### Your task
From the listing below, work out how many lines contain "true". Reply with that number only.

(Stored data entries)
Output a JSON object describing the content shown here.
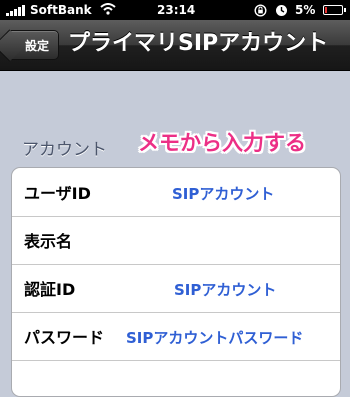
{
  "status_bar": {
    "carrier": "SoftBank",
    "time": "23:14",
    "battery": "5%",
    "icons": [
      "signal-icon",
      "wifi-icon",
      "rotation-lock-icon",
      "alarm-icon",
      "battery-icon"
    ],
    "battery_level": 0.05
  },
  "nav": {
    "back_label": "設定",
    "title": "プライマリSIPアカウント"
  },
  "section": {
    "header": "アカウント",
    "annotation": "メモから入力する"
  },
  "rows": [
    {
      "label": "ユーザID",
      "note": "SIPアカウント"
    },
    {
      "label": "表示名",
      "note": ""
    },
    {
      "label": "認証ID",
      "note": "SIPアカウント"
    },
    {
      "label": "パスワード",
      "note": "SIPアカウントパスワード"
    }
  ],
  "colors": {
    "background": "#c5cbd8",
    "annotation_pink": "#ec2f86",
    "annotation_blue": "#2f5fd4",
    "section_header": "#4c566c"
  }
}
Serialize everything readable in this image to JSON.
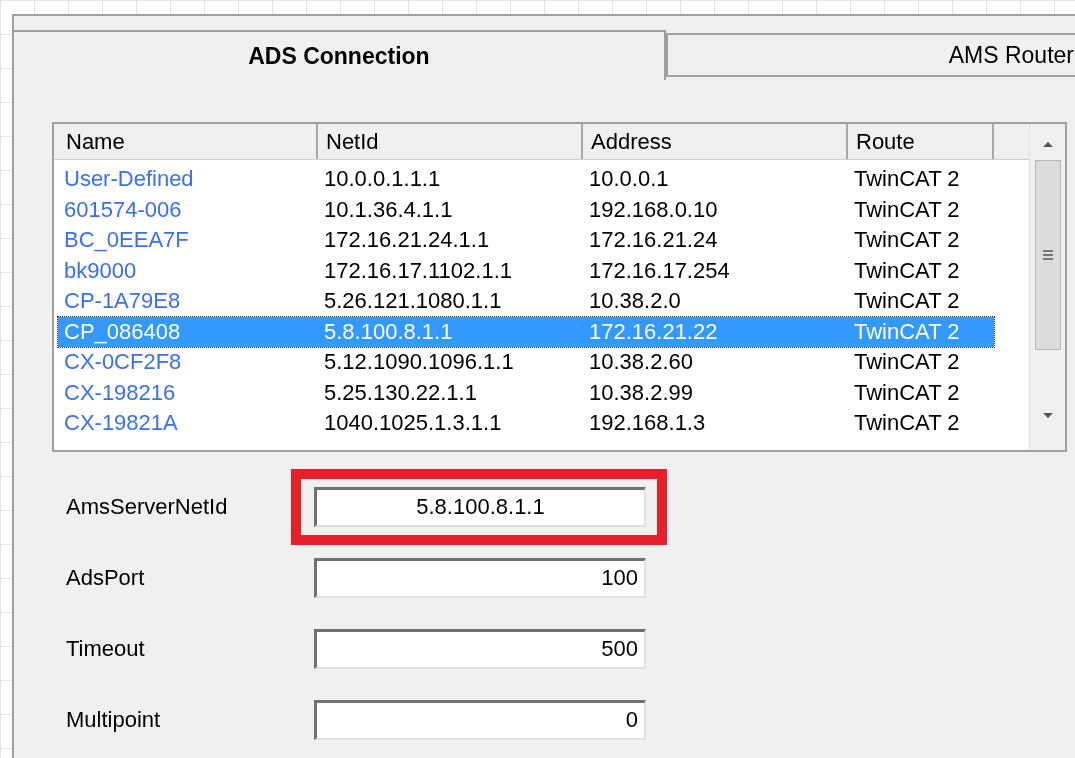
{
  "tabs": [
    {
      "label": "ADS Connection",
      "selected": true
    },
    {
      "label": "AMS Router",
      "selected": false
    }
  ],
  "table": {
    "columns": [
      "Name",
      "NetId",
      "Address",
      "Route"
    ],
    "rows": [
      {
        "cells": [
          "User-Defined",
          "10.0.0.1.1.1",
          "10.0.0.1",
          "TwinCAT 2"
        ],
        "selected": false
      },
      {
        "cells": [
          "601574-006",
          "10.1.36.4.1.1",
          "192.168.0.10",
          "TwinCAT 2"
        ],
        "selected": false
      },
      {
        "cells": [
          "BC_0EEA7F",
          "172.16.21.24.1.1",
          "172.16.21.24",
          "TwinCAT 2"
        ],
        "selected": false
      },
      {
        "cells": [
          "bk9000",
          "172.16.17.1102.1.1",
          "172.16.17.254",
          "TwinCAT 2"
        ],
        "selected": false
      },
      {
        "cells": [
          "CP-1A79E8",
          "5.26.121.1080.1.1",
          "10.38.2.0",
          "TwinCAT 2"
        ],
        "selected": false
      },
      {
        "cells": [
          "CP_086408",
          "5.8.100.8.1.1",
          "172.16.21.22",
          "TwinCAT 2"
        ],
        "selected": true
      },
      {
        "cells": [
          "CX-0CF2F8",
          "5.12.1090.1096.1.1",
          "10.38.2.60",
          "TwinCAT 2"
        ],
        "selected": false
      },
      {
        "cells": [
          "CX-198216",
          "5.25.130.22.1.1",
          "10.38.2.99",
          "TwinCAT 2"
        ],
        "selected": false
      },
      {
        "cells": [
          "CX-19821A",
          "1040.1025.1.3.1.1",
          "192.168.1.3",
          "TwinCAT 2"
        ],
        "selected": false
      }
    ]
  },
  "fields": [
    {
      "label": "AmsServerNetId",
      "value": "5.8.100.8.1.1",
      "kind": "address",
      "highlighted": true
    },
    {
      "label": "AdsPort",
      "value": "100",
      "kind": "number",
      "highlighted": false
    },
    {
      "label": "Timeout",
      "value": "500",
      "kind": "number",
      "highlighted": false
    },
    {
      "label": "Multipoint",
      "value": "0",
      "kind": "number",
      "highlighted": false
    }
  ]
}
==
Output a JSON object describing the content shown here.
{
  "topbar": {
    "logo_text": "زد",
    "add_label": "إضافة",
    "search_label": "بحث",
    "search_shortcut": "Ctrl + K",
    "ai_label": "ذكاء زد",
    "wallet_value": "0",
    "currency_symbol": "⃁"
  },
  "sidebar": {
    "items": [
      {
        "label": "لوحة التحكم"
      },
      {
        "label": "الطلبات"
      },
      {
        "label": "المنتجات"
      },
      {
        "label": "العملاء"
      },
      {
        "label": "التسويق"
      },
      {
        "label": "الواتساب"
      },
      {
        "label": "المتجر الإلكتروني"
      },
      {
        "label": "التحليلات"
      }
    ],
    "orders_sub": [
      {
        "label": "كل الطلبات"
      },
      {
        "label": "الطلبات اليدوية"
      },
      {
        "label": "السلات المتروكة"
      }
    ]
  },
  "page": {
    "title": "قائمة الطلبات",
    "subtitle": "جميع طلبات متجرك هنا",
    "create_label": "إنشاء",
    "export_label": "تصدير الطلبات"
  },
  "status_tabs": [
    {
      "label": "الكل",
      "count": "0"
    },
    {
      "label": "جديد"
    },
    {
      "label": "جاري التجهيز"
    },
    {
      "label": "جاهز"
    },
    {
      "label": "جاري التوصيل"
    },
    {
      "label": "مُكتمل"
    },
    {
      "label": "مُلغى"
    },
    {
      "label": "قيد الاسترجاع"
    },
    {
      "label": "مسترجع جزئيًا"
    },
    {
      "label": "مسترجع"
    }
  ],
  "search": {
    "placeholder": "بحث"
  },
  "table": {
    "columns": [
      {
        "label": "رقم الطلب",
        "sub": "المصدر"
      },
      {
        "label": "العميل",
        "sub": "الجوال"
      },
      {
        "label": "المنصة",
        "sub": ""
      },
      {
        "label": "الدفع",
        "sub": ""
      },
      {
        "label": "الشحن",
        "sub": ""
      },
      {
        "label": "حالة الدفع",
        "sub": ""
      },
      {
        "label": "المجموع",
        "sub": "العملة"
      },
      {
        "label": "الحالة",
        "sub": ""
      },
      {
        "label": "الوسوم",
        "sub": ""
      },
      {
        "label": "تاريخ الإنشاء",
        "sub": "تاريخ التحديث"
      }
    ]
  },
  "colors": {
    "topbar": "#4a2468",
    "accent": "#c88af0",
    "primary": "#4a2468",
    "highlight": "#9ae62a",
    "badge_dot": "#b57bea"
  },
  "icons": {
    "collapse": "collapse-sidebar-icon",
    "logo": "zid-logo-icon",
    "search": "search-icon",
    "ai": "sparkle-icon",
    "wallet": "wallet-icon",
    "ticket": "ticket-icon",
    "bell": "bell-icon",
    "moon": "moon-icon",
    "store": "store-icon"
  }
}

### The result
3